▸ Problem to work on: Your task is to transcribe all the entries exactly, excluding pictures.

▸ Collected data entries:
——

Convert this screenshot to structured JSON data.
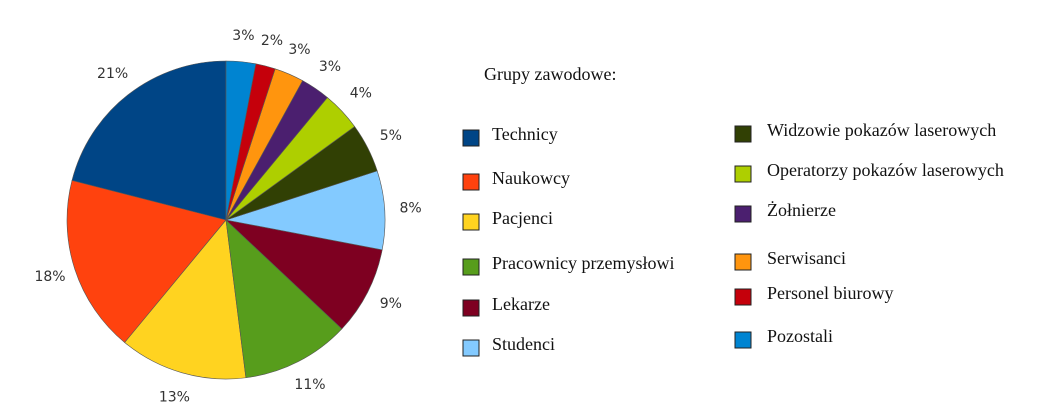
{
  "chart_data": {
    "type": "pie",
    "legend_title": "Grupy zawodowe:",
    "categories": [
      "Technicy",
      "Naukowcy",
      "Pacjenci",
      "Pracownicy  przemysłowi",
      "Lekarze",
      "Studenci",
      "Widzowie pokazów laserowych",
      "Operatorzy pokazów laserowych",
      "Żołnierze",
      "Serwisanci",
      "Personel biurowy",
      "Pozostali"
    ],
    "values": [
      21,
      18,
      13,
      11,
      9,
      8,
      5,
      4,
      3,
      3,
      2,
      3
    ],
    "value_labels": [
      "21%",
      "18%",
      "13%",
      "11%",
      "9%",
      "8%",
      "5%",
      "4%",
      "3%",
      "3%",
      "2%",
      "3%"
    ],
    "colors": [
      "#004586",
      "#ff420e",
      "#ffd320",
      "#579d1c",
      "#7e0021",
      "#83caff",
      "#314004",
      "#aecf00",
      "#4b1f6f",
      "#ff950e",
      "#c5000b",
      "#0084d1"
    ]
  }
}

——

▸ Written answer:
Convert this screenshot to structured JSON data.
{
  "chart_data": {
    "type": "pie",
    "legend_title": "Grupy zawodowe:",
    "categories": [
      "Technicy",
      "Naukowcy",
      "Pacjenci",
      "Pracownicy  przemysłowi",
      "Lekarze",
      "Studenci",
      "Widzowie pokazów laserowych",
      "Operatorzy pokazów laserowych",
      "Żołnierze",
      "Serwisanci",
      "Personel biurowy",
      "Pozostali"
    ],
    "values": [
      21,
      18,
      13,
      11,
      9,
      8,
      5,
      4,
      3,
      3,
      2,
      3
    ],
    "value_labels": [
      "21%",
      "18%",
      "13%",
      "11%",
      "9%",
      "8%",
      "5%",
      "4%",
      "3%",
      "3%",
      "2%",
      "3%"
    ],
    "colors": [
      "#004586",
      "#ff420e",
      "#ffd320",
      "#579d1c",
      "#7e0021",
      "#83caff",
      "#314004",
      "#aecf00",
      "#4b1f6f",
      "#ff950e",
      "#c5000b",
      "#0084d1"
    ]
  }
}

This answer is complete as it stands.